Exercise: Go through the listing beneath this task and return every line that carries the string "SchDoc".

--- Begin Data rows ---

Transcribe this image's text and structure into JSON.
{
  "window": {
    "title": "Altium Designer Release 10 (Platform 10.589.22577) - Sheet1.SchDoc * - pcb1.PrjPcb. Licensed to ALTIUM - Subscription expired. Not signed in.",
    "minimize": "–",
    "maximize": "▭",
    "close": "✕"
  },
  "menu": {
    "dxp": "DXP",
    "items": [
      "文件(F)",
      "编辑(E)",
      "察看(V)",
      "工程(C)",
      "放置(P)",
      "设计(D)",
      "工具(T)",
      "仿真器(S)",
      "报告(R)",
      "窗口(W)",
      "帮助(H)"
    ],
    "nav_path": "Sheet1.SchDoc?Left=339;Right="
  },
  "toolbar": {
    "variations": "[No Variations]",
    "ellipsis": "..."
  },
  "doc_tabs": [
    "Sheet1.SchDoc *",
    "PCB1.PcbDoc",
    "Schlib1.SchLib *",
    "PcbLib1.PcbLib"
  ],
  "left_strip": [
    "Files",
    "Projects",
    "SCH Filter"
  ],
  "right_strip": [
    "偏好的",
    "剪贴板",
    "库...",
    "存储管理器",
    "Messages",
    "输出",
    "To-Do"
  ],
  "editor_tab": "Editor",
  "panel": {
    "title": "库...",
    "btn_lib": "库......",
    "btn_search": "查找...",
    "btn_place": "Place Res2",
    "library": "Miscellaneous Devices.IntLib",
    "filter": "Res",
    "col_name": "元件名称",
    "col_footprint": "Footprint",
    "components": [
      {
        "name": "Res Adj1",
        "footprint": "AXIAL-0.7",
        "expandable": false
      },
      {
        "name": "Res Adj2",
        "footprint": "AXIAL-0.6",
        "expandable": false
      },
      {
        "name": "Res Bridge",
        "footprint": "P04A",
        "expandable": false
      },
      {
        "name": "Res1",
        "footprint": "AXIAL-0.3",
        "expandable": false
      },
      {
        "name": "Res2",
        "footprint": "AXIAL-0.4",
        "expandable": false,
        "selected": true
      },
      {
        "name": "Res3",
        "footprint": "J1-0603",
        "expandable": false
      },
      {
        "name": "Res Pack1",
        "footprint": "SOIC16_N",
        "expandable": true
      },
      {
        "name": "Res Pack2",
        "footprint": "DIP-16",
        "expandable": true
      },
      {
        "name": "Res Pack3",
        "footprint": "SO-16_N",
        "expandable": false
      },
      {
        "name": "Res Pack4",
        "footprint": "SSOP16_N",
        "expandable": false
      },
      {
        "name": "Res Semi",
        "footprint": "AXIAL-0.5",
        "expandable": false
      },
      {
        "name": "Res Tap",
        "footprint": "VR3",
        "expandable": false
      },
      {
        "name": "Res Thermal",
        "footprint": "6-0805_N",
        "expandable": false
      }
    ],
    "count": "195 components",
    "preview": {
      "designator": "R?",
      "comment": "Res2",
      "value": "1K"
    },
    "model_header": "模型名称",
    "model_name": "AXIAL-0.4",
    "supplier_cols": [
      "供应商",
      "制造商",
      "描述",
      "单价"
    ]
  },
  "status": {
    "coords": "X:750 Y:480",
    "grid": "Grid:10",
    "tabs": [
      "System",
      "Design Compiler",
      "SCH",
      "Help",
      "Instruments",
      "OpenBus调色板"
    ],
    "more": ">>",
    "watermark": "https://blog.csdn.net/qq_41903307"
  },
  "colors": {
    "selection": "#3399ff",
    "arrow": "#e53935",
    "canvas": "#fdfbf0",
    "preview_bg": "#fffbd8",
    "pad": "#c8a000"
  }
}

--- End Data rows ---

Solution to this problem:
    "title": "Altium Designer Release 10 (Platform 10.589.22577) - Sheet1.SchDoc * - pcb1.PrjPcb. Licensed to ALTIUM - Subscription expired. Not signed in.",
    "nav_path": "Sheet1.SchDoc?Left=339;Right="
    "Sheet1.SchDoc *",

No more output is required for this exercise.